## Task directions:
From the listing below, pull out every line where the string "proceedingJoinPoint" appears.
===
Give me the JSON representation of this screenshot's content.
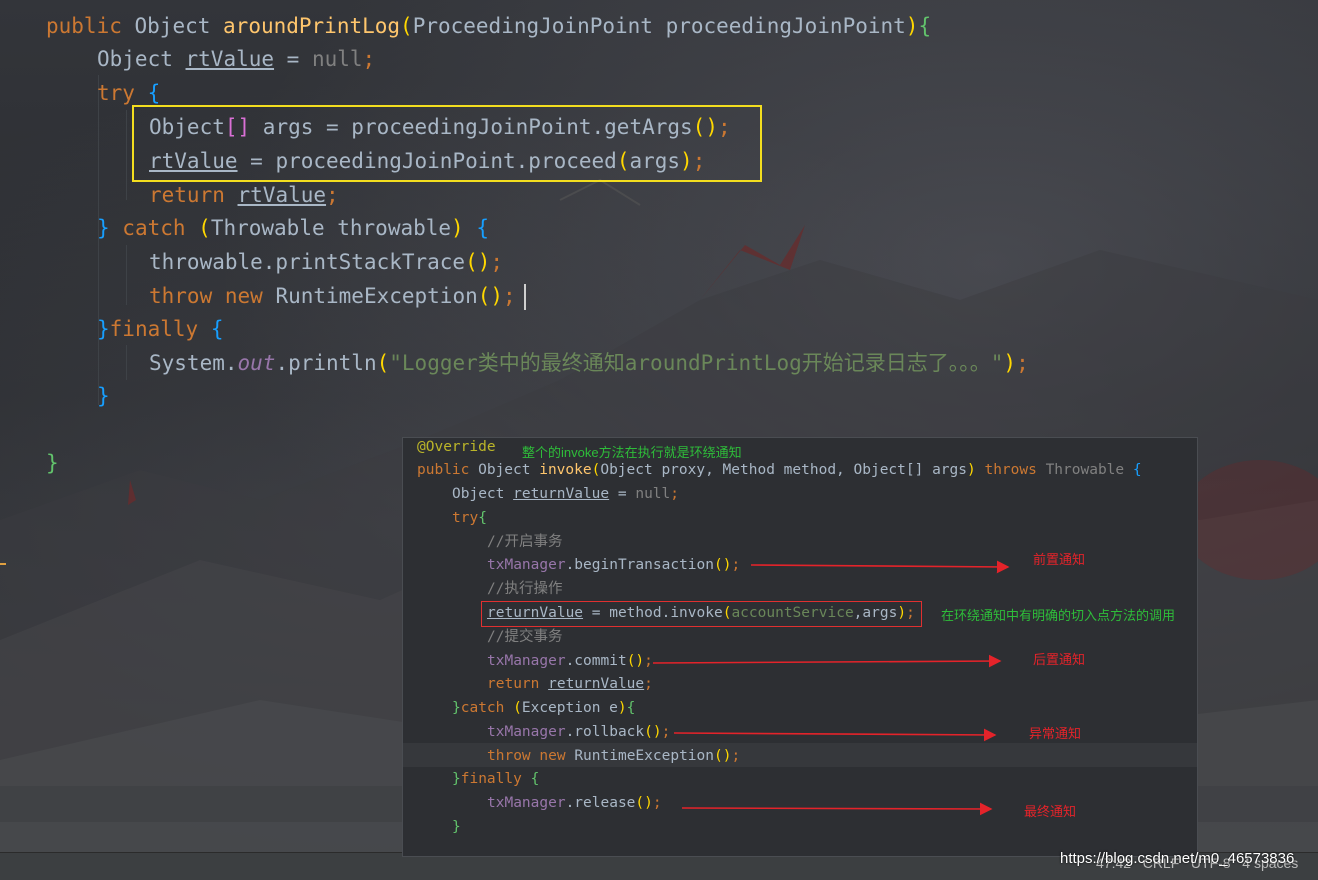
{
  "main_code": {
    "line0": [
      "public ",
      "Object ",
      "aroundPrintLog",
      "(",
      "ProceedingJoinPoint proceedingJoinPoint",
      ")",
      "{"
    ],
    "line1": [
      "Object ",
      "rtValue",
      " = ",
      "null",
      ";"
    ],
    "line2": [
      "try ",
      "{"
    ],
    "line3": [
      "Object",
      "[]",
      " args = proceedingJoinPoint.getArgs",
      "()",
      ";"
    ],
    "line4": [
      "rtValue",
      " = proceedingJoinPoint.proceed",
      "(",
      "args",
      ")",
      ";"
    ],
    "line5": [
      "return ",
      "rtValue",
      ";"
    ],
    "line6": [
      "} ",
      "catch ",
      "(",
      "Throwable throwable",
      ") ",
      "{"
    ],
    "line7": [
      "throwable.printStackTrace",
      "()",
      ";"
    ],
    "line8": [
      "throw ",
      "new ",
      "RuntimeException",
      "()",
      ";"
    ],
    "line9": [
      "}",
      "finally ",
      "{"
    ],
    "line10": [
      "System.",
      "out",
      ".println",
      "(",
      "\"Logger类中的最终通知aroundPrintLog开始记录日志了。。。\"",
      ")",
      ";"
    ],
    "line11": [
      "}"
    ],
    "line12": [
      "}"
    ]
  },
  "inset": {
    "override": "@Override",
    "title_note": "整个的invoke方法在执行就是环绕通知",
    "l1": [
      "public ",
      "Object ",
      "invoke",
      "(",
      "Object proxy, Method method, Object[] args",
      ") ",
      "throws ",
      "Throwable ",
      "{"
    ],
    "l2": [
      "Object ",
      "returnValue",
      " = ",
      "null",
      ";"
    ],
    "l3": [
      "try",
      "{"
    ],
    "l4": "//开启事务",
    "l5": [
      "txManager",
      ".beginTransaction",
      "()",
      ";"
    ],
    "l6": "//执行操作",
    "l7": [
      "returnValue",
      " = method.invoke",
      "(",
      "accountService",
      ",args",
      ")",
      ";"
    ],
    "l8": "//提交事务",
    "l9": [
      "txManager",
      ".commit",
      "()",
      ";"
    ],
    "l10": [
      "return ",
      "returnValue",
      ";"
    ],
    "l11": [
      "}",
      "catch ",
      "(",
      "Exception e",
      ")",
      "{"
    ],
    "l12": [
      "txManager",
      ".rollback",
      "()",
      ";"
    ],
    "l13": [
      "throw ",
      "new ",
      "RuntimeException",
      "()",
      ";"
    ],
    "l14": [
      "}",
      "finally ",
      "{"
    ],
    "l15": [
      "txManager",
      ".release",
      "()",
      ";"
    ],
    "l16": "}",
    "notes": {
      "before": "前置通知",
      "explicit": "在环绕通知中有明确的切入点方法的调用",
      "after": "后置通知",
      "exception": "异常通知",
      "final": "最终通知"
    }
  },
  "status_bar": {
    "position": "47:42   CRLF   UTF-8   4 spaces"
  },
  "watermark": "https://blog.csdn.net/m0_46573836",
  "colors": {
    "highlight_box": "#f3de1f",
    "annotation_red": "#e4232a",
    "annotation_green": "#2ebd3a"
  }
}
===
## Result for this task:
      "ProceedingJoinPoint proceedingJoinPoint",
      " args = proceedingJoinPoint.getArgs",
      " = proceedingJoinPoint.proceed",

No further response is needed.